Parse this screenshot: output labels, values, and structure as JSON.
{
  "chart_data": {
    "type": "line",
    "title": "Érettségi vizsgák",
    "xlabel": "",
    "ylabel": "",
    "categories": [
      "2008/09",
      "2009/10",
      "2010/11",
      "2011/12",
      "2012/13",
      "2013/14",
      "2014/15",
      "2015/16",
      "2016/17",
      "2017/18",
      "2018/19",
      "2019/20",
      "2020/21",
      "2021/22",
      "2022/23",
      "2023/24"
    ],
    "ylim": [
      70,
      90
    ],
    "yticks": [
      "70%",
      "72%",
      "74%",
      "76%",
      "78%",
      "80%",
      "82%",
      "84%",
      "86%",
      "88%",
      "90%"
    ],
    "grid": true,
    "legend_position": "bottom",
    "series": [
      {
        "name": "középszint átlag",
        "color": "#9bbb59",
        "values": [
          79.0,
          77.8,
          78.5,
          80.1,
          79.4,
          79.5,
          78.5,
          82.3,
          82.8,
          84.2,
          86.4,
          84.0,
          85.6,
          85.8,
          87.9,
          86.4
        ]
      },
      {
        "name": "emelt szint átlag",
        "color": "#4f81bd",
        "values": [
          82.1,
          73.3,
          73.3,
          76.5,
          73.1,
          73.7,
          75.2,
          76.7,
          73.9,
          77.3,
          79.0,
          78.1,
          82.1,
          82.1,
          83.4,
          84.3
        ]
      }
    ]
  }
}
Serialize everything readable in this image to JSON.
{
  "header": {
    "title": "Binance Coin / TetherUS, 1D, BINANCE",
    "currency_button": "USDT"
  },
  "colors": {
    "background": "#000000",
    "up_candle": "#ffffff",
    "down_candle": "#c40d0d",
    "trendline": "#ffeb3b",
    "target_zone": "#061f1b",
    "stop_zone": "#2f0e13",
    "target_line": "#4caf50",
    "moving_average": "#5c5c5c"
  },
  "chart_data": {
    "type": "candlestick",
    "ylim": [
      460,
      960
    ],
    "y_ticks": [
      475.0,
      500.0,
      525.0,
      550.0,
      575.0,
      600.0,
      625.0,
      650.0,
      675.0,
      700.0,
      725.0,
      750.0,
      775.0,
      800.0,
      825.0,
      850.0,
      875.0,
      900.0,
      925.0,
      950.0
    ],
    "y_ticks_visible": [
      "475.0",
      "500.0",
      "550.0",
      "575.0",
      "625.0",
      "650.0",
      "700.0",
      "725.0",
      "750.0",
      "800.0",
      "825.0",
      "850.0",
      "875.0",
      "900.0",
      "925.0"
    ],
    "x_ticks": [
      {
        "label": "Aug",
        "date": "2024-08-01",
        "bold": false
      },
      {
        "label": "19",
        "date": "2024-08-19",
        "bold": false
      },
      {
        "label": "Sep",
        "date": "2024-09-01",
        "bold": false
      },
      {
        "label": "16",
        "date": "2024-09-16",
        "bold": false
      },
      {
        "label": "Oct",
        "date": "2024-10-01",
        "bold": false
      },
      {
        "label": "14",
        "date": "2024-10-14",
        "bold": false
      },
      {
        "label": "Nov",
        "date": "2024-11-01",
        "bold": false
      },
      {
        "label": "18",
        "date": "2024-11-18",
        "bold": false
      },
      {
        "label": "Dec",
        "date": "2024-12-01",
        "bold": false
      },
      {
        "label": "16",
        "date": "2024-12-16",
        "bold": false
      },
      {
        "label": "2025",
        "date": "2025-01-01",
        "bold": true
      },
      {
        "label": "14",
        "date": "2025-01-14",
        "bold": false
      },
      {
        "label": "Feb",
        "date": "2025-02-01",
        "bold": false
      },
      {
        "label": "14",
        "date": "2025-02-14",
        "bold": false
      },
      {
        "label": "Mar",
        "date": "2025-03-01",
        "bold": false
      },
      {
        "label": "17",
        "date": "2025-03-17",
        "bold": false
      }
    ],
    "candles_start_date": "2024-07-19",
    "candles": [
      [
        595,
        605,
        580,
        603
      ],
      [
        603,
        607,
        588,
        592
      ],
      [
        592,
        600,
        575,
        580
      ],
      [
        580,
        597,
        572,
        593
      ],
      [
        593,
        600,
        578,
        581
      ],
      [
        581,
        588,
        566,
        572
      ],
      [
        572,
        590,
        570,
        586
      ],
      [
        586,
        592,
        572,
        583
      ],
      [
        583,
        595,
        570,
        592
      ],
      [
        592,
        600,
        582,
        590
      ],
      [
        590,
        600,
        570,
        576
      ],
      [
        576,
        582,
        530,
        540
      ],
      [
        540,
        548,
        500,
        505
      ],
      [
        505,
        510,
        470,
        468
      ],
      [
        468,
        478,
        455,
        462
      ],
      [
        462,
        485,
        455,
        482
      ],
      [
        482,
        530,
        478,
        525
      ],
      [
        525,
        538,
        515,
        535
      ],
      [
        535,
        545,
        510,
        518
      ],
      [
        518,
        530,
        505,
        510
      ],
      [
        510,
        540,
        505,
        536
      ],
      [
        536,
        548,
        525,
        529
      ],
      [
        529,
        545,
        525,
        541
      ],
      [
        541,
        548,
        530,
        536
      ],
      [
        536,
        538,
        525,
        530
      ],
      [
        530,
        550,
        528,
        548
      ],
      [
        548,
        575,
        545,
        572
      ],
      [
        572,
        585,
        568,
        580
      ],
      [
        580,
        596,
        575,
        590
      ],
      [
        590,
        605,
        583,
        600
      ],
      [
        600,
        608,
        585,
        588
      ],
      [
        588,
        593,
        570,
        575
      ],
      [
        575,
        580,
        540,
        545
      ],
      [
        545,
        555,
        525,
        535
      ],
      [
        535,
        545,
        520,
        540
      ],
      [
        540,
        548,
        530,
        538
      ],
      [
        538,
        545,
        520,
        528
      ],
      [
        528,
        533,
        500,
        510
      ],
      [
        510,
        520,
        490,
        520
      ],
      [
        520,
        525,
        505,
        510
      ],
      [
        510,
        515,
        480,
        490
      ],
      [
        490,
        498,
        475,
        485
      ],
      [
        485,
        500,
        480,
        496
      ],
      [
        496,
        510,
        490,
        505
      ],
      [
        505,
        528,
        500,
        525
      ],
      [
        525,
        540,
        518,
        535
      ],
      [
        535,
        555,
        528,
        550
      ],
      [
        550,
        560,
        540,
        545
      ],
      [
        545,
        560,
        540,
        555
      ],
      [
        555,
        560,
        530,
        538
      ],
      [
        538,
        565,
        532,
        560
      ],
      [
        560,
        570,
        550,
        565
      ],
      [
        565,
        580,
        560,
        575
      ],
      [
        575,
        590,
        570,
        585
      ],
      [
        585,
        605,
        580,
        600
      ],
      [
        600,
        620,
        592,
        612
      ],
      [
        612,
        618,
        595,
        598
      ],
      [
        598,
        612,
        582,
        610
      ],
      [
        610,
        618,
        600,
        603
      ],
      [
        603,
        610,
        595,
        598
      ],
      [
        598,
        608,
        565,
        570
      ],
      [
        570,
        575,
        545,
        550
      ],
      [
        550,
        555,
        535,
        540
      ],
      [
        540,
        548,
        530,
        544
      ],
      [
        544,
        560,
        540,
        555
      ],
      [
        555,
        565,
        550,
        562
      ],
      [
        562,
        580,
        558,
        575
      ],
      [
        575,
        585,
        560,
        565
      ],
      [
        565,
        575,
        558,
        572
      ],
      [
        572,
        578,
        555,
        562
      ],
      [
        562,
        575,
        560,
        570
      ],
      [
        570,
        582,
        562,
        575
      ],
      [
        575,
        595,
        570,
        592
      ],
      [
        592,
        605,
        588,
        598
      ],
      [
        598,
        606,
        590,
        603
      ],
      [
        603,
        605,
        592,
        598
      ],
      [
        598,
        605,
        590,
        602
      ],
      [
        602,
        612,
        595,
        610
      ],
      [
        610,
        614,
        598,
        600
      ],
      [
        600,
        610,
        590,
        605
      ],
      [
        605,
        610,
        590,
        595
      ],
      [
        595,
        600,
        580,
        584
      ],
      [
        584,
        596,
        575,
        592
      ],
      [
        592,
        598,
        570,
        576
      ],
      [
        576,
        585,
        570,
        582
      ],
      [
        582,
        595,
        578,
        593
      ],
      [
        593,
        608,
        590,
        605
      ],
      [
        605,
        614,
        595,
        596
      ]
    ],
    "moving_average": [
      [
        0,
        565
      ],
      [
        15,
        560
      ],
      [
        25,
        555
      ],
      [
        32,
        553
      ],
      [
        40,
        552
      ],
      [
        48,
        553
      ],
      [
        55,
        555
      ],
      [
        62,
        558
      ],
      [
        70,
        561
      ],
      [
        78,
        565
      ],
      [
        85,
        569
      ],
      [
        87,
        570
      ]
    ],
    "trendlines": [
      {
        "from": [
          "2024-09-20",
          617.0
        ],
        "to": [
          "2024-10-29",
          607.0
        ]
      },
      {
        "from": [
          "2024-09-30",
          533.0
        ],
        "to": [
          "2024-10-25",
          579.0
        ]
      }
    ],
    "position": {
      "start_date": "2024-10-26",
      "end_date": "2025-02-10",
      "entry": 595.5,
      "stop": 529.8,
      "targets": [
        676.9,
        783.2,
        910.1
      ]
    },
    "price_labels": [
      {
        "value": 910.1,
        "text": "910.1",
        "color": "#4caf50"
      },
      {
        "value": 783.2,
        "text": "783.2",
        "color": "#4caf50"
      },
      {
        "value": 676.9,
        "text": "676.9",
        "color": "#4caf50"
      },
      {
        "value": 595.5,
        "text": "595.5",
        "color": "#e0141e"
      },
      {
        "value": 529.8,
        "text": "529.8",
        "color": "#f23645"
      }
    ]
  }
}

_ _ _ _ _ _ _

== Task to complete ==
Go through the listing above and locate each line that holds the word "JSON". Copy those lines.

== Task output ==
Parse this screenshot: output labels, values, and structure as JSON.
Serialize everything readable in this image to JSON.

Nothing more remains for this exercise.